**YOUR GOAL**:
Single out each line with the word "volume" and copy it.

Data entries
----

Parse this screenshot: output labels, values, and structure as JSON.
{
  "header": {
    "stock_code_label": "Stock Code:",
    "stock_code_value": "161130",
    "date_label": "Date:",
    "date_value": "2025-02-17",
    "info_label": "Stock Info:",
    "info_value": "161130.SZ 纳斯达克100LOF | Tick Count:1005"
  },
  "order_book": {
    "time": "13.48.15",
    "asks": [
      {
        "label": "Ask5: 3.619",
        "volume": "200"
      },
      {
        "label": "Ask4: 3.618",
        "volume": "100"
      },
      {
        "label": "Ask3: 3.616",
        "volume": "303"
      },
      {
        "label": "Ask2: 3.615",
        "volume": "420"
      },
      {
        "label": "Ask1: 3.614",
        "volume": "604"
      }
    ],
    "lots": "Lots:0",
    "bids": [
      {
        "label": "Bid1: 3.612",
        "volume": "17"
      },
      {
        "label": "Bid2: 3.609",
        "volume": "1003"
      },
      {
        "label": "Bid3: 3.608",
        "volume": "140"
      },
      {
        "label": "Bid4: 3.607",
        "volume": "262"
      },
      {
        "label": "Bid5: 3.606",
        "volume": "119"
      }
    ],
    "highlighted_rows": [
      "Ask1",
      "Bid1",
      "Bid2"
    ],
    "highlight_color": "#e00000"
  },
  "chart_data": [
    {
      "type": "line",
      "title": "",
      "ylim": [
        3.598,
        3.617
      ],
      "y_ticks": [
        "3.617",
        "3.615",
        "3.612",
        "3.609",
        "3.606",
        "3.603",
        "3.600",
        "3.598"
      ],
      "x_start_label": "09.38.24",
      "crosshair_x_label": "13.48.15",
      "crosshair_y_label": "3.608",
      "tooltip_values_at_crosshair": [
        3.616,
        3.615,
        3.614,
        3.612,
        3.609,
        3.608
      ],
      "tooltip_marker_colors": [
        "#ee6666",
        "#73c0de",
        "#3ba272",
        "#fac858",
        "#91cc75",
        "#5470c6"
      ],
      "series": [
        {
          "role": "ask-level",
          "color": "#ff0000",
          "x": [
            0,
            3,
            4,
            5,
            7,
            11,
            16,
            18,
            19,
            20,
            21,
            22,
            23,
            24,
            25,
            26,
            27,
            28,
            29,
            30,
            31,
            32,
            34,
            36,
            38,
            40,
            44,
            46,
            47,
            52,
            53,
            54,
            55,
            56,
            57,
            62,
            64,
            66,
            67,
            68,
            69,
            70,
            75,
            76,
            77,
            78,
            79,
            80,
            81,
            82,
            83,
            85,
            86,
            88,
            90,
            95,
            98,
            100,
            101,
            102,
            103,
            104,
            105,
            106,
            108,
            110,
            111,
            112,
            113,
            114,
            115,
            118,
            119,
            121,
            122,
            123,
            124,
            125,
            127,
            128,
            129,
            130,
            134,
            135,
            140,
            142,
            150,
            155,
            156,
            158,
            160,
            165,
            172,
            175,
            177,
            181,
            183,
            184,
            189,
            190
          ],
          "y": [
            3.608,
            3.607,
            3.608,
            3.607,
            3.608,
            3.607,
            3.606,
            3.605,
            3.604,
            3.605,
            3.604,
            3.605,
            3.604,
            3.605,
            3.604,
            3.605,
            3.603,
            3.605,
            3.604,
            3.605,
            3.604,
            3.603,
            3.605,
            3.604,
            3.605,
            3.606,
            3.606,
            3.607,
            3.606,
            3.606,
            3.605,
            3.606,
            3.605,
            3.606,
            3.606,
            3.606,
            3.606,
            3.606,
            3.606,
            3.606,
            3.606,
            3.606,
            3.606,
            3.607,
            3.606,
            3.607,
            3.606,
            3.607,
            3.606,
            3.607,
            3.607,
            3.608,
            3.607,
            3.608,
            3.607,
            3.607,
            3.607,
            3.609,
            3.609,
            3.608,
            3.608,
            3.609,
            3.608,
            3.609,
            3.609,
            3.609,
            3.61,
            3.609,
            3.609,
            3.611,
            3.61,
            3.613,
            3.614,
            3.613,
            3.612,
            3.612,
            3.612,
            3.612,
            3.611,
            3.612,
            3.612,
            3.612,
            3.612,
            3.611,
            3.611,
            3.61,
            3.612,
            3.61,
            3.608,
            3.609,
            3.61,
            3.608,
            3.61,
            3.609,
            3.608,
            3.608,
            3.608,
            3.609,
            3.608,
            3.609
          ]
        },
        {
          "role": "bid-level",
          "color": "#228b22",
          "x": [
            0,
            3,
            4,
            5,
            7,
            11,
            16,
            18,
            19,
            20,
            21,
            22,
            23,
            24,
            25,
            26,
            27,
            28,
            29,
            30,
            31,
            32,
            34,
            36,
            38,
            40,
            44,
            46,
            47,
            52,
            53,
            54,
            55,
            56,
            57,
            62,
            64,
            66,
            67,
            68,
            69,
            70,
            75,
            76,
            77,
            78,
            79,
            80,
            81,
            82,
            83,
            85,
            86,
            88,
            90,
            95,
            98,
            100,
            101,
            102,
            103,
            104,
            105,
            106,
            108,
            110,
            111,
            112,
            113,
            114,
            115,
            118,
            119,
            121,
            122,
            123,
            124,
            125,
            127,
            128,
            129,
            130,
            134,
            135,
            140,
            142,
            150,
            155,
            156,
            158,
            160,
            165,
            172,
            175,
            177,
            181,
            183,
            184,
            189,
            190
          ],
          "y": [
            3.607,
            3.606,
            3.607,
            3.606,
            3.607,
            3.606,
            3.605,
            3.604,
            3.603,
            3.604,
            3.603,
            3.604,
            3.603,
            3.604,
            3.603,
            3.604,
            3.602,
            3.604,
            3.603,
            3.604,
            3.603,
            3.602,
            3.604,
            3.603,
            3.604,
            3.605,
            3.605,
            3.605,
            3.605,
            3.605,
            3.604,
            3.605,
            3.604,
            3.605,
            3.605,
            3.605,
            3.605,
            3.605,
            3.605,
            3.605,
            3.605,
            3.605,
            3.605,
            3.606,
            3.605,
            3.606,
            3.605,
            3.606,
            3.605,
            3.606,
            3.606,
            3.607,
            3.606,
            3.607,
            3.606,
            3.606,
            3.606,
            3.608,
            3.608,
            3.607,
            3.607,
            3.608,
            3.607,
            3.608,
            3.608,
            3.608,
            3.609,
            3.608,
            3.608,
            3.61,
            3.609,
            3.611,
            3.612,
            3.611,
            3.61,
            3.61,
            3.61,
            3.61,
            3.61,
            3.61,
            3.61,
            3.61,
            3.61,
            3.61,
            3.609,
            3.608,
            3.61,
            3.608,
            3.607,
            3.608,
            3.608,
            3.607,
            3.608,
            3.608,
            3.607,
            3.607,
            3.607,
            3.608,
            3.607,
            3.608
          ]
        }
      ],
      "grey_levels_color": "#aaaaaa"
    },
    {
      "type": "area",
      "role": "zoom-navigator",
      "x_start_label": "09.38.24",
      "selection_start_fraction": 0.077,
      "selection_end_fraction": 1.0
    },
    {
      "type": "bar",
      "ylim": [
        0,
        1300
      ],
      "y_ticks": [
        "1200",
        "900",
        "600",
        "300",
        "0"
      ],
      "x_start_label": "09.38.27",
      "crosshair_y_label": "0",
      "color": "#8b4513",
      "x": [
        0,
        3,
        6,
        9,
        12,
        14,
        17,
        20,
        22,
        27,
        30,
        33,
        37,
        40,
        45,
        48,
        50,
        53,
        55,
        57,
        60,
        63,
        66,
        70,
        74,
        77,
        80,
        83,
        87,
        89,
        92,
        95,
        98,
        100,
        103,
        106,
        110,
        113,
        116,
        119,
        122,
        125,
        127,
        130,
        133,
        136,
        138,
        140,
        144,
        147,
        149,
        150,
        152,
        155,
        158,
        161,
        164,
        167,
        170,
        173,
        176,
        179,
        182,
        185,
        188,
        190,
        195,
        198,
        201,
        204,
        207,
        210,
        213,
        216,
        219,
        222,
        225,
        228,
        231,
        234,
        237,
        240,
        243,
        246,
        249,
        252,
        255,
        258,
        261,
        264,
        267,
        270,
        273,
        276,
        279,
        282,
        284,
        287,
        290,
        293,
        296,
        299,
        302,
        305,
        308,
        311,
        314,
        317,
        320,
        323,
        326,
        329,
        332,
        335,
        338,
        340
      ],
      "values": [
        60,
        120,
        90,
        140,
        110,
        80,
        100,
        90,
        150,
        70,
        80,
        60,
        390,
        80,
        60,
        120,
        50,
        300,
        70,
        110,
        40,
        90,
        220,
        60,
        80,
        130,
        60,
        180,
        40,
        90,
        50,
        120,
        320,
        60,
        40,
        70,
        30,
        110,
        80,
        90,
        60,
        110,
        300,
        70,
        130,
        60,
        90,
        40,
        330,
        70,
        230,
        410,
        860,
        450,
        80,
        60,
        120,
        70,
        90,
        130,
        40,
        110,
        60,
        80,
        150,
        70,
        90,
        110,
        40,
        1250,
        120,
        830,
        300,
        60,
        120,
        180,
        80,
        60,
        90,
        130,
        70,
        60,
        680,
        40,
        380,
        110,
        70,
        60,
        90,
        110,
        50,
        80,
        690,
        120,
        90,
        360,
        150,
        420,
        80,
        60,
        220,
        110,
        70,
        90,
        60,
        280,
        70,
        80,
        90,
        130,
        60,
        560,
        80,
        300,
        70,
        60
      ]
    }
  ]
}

----

**RESULT OF THIS TASK**:
        "volume": "200"
        "volume": "100"
        "volume": "303"
        "volume": "420"
        "volume": "604"
        "volume": "17"
        "volume": "1003"
        "volume": "140"
        "volume": "262"
        "volume": "119"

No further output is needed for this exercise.